**Stored records:**
================

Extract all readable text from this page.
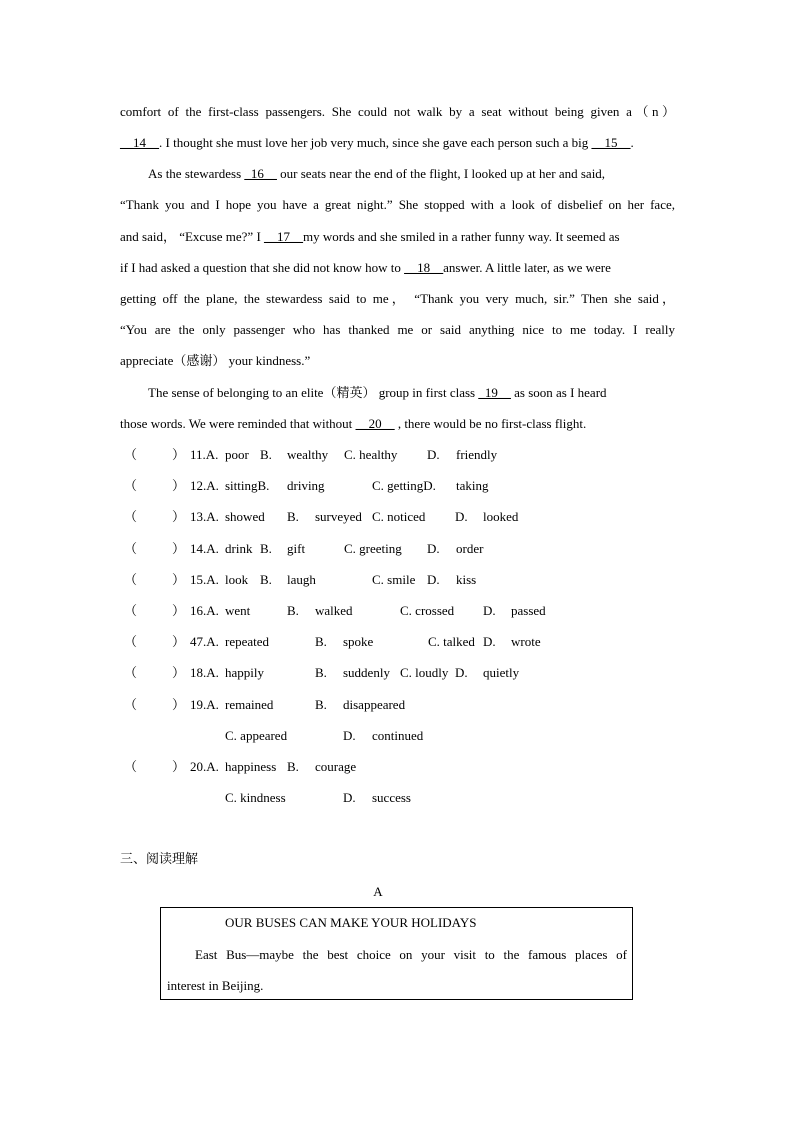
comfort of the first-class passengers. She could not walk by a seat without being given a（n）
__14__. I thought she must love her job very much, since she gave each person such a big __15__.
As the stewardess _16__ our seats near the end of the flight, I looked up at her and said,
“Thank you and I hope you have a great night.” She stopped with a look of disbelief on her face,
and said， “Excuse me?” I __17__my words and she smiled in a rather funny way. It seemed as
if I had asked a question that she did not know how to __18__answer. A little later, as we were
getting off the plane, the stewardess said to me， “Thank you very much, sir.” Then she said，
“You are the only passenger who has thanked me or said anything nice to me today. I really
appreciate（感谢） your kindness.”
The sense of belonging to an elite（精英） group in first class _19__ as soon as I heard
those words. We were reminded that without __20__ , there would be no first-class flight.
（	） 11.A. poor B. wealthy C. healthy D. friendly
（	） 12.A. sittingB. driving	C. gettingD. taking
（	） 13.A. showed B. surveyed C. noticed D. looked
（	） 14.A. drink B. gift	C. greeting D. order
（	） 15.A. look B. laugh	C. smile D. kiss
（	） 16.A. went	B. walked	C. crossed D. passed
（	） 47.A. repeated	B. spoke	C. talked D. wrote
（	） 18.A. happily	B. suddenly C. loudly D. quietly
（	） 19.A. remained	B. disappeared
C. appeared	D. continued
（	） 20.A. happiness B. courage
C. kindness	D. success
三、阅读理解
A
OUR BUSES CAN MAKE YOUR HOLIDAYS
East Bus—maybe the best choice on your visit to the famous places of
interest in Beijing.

================

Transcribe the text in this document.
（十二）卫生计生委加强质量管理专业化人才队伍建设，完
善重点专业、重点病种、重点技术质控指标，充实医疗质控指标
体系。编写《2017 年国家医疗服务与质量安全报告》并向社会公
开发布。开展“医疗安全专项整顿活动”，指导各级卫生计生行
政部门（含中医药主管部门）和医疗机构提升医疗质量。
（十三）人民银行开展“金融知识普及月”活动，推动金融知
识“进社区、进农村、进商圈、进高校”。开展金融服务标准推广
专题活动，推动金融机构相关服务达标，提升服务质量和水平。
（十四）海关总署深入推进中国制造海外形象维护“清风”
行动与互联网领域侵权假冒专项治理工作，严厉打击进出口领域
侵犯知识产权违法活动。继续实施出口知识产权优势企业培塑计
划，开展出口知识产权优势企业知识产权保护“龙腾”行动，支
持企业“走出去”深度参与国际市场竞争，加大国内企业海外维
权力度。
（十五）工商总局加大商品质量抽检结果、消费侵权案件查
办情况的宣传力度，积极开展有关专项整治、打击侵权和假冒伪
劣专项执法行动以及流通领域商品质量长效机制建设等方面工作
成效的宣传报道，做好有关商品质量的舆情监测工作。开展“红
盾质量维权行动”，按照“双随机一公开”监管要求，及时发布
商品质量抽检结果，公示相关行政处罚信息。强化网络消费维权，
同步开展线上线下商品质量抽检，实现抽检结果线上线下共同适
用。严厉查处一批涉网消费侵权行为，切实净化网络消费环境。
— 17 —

================

**Your goal:** Show each line of the listing that holds the string "this".

**Reply to the task:**
Extract all readable text from this page.
Transcribe the text in this document.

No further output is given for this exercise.